What is the number of lines containing "其性能等级应不低于"? Give only that number.

# [Supplied entries]
::::
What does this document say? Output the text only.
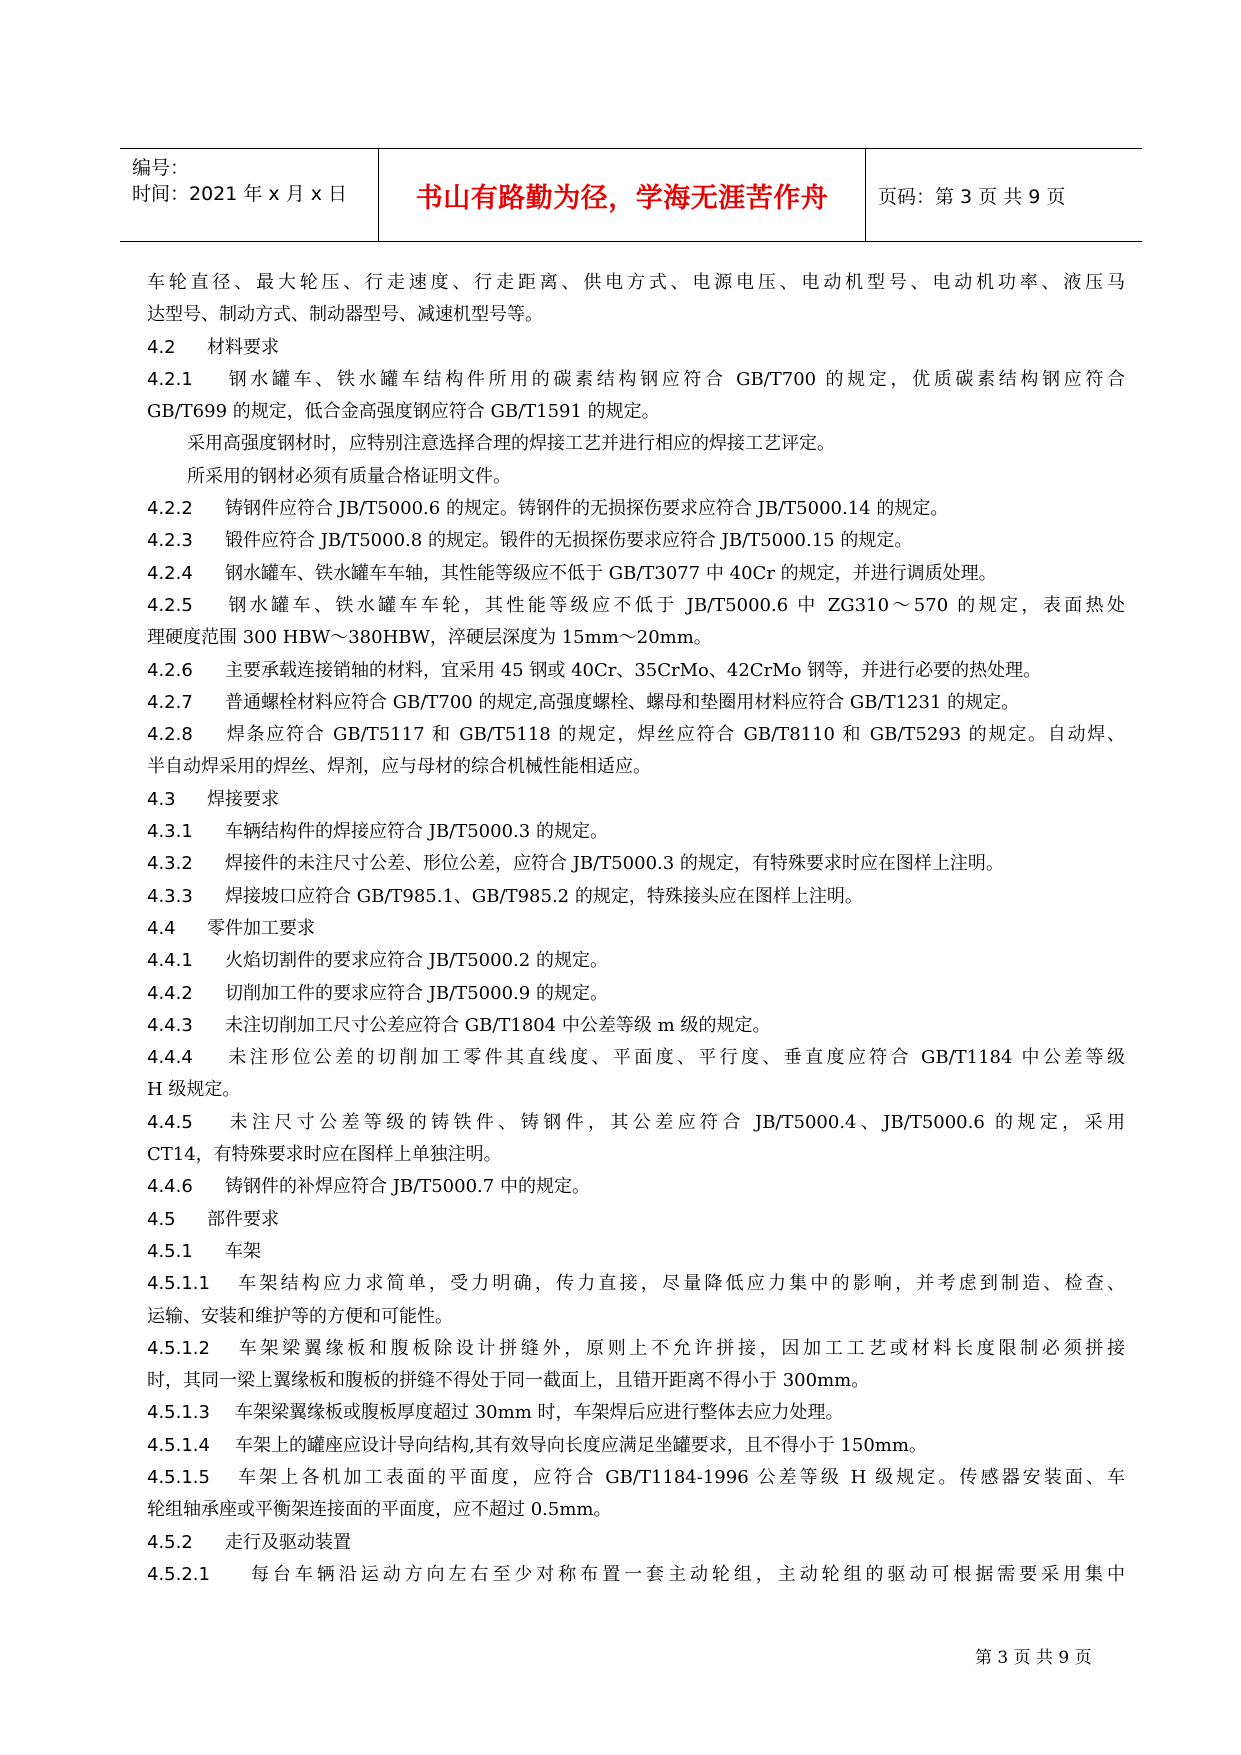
编号：
时间：2021 年 x 月 x 日	书山有路勤为径，学海无涯苦作舟	页码：第 3 页 共 9 页
车轮直径、最大轮压、行走速度、行走距离、供电方式、电源电压、电动机型号、电动机功率、液压马
达型号、制动方式、制动器型号、减速机型号等。
4.2 材料要求
4.2.1 钢水罐车、铁水罐车结构件所用的碳素结构钢应符合 GB/T700 的规定，优质碳素结构钢应符合
GB/T699 的规定，低合金高强度钢应符合 GB/T1591 的规定。
采用高强度钢材时，应特别注意选择合理的焊接工艺并进行相应的焊接工艺评定。
所采用的钢材必须有质量合格证明文件。
4.2.2 铸钢件应符合 JB/T5000.6 的规定。铸钢件的无损探伤要求应符合 JB/T5000.14 的规定。
4.2.3 锻件应符合 JB/T5000.8 的规定。锻件的无损探伤要求应符合 JB/T5000.15 的规定。
4.2.4 钢水罐车、铁水罐车车轴，其性能等级应不低于 GB/T3077 中 40Cr 的规定，并进行调质处理。
4.2.5 钢水罐车、铁水罐车车轮，其性能等级应不低于 JB/T5000.6 中 ZG310～570 的规定，表面热处
理硬度范围 300 HBW～380HBW，淬硬层深度为 15mm～20mm。
4.2.6 主要承载连接销轴的材料，宜采用 45 钢或 40Cr、35CrMo、42CrMo 钢等，并进行必要的热处理。
4.2.7 普通螺栓材料应符合 GB/T700 的规定,高强度螺栓、螺母和垫圈用材料应符合 GB/T1231 的规定。
4.2.8 焊条应符合 GB/T5117 和 GB/T5118 的规定，焊丝应符合 GB/T8110 和 GB/T5293 的规定。自动焊、
半自动焊采用的焊丝、焊剂，应与母材的综合机械性能相适应。
4.3 焊接要求
4.3.1 车辆结构件的焊接应符合 JB/T5000.3 的规定。
4.3.2 焊接件的未注尺寸公差、形位公差，应符合 JB/T5000.3 的规定，有特殊要求时应在图样上注明。
4.3.3 焊接坡口应符合 GB/T985.1、GB/T985.2 的规定，特殊接头应在图样上注明。
4.4 零件加工要求
4.4.1 火焰切割件的要求应符合 JB/T5000.2 的规定。
4.4.2 切削加工件的要求应符合 JB/T5000.9 的规定。
4.4.3 未注切削加工尺寸公差应符合 GB/T1804 中公差等级 m 级的规定。
4.4.4 未注形位公差的切削加工零件其直线度、平面度、平行度、垂直度应符合 GB/T1184 中公差等级
H 级规定。
4.4.5 未注尺寸公差等级的铸铁件、铸钢件，其公差应符合 JB/T5000.4、JB/T5000.6 的规定，采用
CT14，有特殊要求时应在图样上单独注明。
4.4.6 铸钢件的补焊应符合 JB/T5000.7 中的规定。
4.5 部件要求
4.5.1 车架
4.5.1.1 车架结构应力求简单，受力明确，传力直接，尽量降低应力集中的影响，并考虑到制造、检查、
运输、安装和维护等的方便和可能性。
4.5.1.2 车架梁翼缘板和腹板除设计拼缝外，原则上不允许拼接，因加工工艺或材料长度限制必须拼接
时，其同一梁上翼缘板和腹板的拼缝不得处于同一截面上，且错开距离不得小于 300mm。
4.5.1.3 车架梁翼缘板或腹板厚度超过 30mm 时，车架焊后应进行整体去应力处理。
4.5.1.4 车架上的罐座应设计导向结构,其有效导向长度应满足坐罐要求，且不得小于 150mm。
4.5.1.5 车架上各机加工表面的平面度，应符合 GB/T1184-1996 公差等级 H 级规定。传感器安装面、车
轮组轴承座或平衡架连接面的平面度，应不超过 0.5mm。
4.5.2 走行及驱动装置
4.5.2.1 每台车辆沿运动方向左右至少对称布置一套主动轮组，主动轮组的驱动可根据需要采用集中
第 3 页 共 9 页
::::
# [Finished answer]
2